RAW DATA
....
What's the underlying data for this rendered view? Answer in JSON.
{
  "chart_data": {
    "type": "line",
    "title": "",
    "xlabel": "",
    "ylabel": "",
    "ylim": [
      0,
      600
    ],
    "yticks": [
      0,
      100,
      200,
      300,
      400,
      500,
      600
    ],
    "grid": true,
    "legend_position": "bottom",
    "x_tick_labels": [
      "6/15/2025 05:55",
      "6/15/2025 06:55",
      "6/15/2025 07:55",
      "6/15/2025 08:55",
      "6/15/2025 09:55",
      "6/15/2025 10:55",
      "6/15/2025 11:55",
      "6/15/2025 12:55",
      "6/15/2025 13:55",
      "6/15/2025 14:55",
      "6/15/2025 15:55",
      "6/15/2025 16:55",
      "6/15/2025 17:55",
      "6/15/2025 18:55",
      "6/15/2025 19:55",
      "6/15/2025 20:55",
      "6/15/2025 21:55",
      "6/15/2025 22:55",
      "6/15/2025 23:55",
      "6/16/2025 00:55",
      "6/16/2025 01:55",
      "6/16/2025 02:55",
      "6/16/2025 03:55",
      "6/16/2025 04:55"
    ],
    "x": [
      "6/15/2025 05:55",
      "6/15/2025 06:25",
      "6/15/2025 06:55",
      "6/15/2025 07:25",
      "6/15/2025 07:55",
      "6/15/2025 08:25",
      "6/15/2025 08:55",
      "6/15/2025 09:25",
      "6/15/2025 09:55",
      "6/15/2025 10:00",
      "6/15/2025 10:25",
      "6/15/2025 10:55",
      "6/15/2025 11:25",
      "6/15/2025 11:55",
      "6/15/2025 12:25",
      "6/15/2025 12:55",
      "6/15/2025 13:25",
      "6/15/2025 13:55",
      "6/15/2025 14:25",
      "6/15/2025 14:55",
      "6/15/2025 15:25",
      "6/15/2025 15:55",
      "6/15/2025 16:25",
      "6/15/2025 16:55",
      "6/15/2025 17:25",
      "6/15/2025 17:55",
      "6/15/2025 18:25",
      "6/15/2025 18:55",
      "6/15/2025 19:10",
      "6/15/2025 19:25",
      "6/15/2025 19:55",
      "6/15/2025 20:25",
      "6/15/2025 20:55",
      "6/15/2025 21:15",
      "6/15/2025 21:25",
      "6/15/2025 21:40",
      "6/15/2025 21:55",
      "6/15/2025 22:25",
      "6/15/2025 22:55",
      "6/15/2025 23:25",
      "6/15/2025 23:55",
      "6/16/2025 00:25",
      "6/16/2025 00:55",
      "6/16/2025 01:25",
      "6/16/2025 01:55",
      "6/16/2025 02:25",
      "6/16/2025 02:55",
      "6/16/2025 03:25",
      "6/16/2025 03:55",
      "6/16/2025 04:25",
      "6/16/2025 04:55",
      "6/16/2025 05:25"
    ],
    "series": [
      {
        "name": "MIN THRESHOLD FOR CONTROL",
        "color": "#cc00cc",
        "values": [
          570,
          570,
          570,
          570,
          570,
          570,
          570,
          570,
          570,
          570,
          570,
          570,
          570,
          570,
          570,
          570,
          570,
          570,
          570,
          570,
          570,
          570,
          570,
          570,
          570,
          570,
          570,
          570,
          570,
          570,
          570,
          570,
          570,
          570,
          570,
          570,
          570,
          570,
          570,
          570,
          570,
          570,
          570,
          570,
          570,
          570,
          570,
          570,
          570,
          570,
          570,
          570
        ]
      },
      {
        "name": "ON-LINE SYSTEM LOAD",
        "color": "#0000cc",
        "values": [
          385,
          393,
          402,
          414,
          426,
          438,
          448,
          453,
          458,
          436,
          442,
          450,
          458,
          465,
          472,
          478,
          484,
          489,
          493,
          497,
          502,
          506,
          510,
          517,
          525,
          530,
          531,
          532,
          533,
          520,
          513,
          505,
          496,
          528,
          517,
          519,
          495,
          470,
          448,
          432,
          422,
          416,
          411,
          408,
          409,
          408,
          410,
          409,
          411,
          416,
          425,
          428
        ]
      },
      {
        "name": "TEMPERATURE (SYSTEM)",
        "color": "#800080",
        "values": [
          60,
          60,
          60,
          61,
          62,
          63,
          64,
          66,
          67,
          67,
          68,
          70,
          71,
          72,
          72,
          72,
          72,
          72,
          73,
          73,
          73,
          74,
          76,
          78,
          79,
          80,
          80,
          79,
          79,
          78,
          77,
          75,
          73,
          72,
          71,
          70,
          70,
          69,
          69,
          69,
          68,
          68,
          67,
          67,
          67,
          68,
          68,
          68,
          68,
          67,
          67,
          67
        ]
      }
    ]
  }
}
....
JOB
The required output is the number of lines containing the word "name", and nothing besides.

EXPECTED ANSWER
3